▶ [Given exercise]: Copy out each line of the data holding "Niobe".

▶ [Supplied entries]:
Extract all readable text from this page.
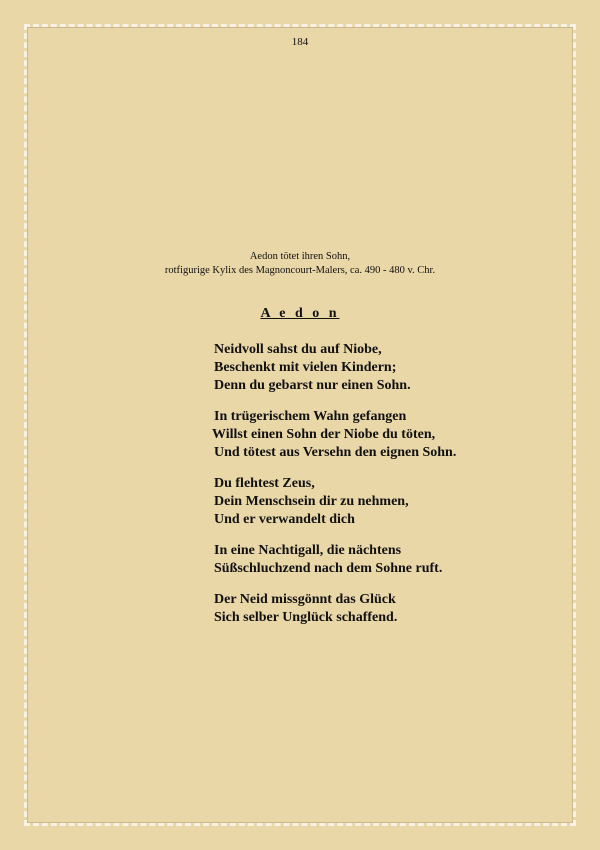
184
Aedon tötet ihren Sohn,
rotfigurige Kylix des Magnoncourt-Malers, ca. 490 - 480 v. Chr.
A e d o n
Neidvoll sahst du auf Niobe,
Beschenkt mit vielen Kindern;
Denn du gebarst nur einen Sohn.
In trügerischem Wahn gefangen
Willst einen Sohn der Niobe du töten,
Und tötest aus Versehn den eignen Sohn.
Du flehtest Zeus,
Dein Menschsein dir zu nehmen,
Und er verwandelt dich
In eine Nachtigall, die nächtens
Süßschluchzend nach dem Sohne ruft.
Der Neid missgönnt das Glück
Sich selber Unglück schaffend.
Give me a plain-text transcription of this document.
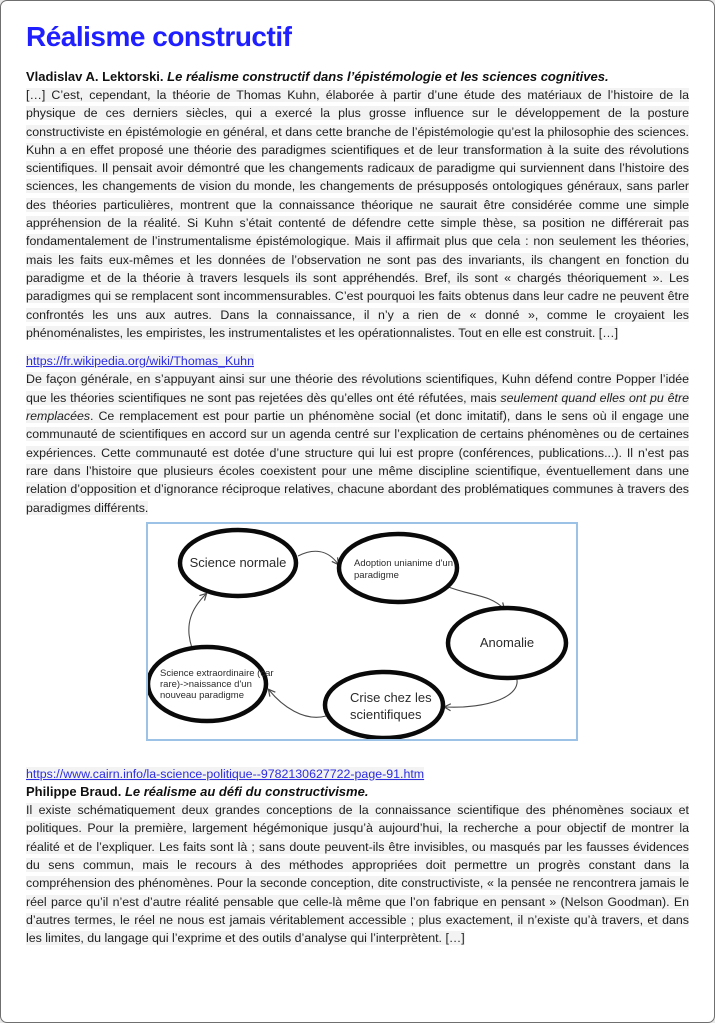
Réalisme constructif

Vladislav A. Lektorski. Le réalisme constructif dans l’épistémologie et les sciences cognitives.

[…] C’est, cependant, la théorie de Thomas Kuhn, élaborée à partir d’une étude des matériaux de l’histoire de la physique de ces derniers siècles, qui a exercé la plus grosse influence sur le développement de la posture constructiviste en épistémologie en général, et dans cette branche de l’épistémologie qu’est la philosophie des sciences. Kuhn a en effet proposé une théorie des paradigmes scientifiques et de leur transformation à la suite des révolutions scientifiques. Il pensait avoir démontré que les changements radicaux de paradigme qui surviennent dans l’histoire des sciences, les changements de vision du monde, les changements de présupposés ontologiques généraux, sans parler des théories particulières, montrent que la connaissance théorique ne saurait être considérée comme une simple appréhension de la réalité. Si Kuhn s’était contenté de défendre cette simple thèse, sa position ne différerait pas fondamentalement de l’instrumentalisme épistémologique. Mais il affirmait plus que cela : non seulement les théories, mais les faits eux-mêmes et les données de l’observation ne sont pas des invariants, ils changent en fonction du paradigme et de la théorie à travers lesquels ils sont appréhendés. Bref, ils sont « chargés théoriquement ». Les paradigmes qui se remplacent sont incommensurables. C’est pourquoi les faits obtenus dans leur cadre ne peuvent être confrontés les uns aux autres. Dans la connaissance, il n’y a rien de « donné », comme le croyaient les phénoménalistes, les empiristes, les instrumentalistes et les opérationnalistes. Tout en elle est construit. […]

https://fr.wikipedia.org/wiki/Thomas_Kuhn

De façon générale, en s’appuyant ainsi sur une théorie des révolutions scientifiques, Kuhn défend contre Popper l’idée que les théories scientifiques ne sont pas rejetées dès qu’elles ont été réfutées, mais seulement quand elles ont pu être remplacées. Ce remplacement est pour partie un phénomène social (et donc imitatif), dans le sens où il engage une communauté de scientifiques en accord sur un agenda centré sur l’explication de certains phénomènes ou de certaines expériences. Cette communauté est dotée d’une structure qui lui est propre (conférences, publications...). Il n’est pas rare dans l’histoire que plusieurs écoles coexistent pour une même discipline scientifique, éventuellement dans une relation d’opposition et d’ignorance réciproque relatives, chacune abordant des problématiques communes à travers des paradigmes différents.

Science normale	Adoption unianime d'un
paradigme
Anomalie
Crise chez les
scientifiques
Science extraordinaire (car
rare)->naissance d'un
nouveau paradigme

https://www.cairn.info/la-science-politique--9782130627722-page-91.htm

Philippe Braud. Le réalisme au défi du constructivisme.

Il existe schématiquement deux grandes conceptions de la connaissance scientifique des phénomènes sociaux et politiques. Pour la première, largement hégémonique jusqu’à aujourd’hui, la recherche a pour objectif de montrer la réalité et de l’expliquer. Les faits sont là ; sans doute peuvent-ils être invisibles, ou masqués par les fausses évidences du sens commun, mais le recours à des méthodes appropriées doit permettre un progrès constant dans la compréhension des phénomènes. Pour la seconde conception, dite constructiviste, « la pensée ne rencontrera jamais le réel parce qu’il n’est d’autre réalité pensable que celle-là même que l’on fabrique en pensant » (Nelson Goodman). En d’autres termes, le réel ne nous est jamais véritablement accessible ; plus exactement, il n’existe qu’à travers, et dans les limites, du langage qui l’exprime et des outils d’analyse qui l’interprètent. […]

▶ [Result below]:
Neidvoll sahst du auf Niobe,
Willst einen Sohn der Niobe du töten,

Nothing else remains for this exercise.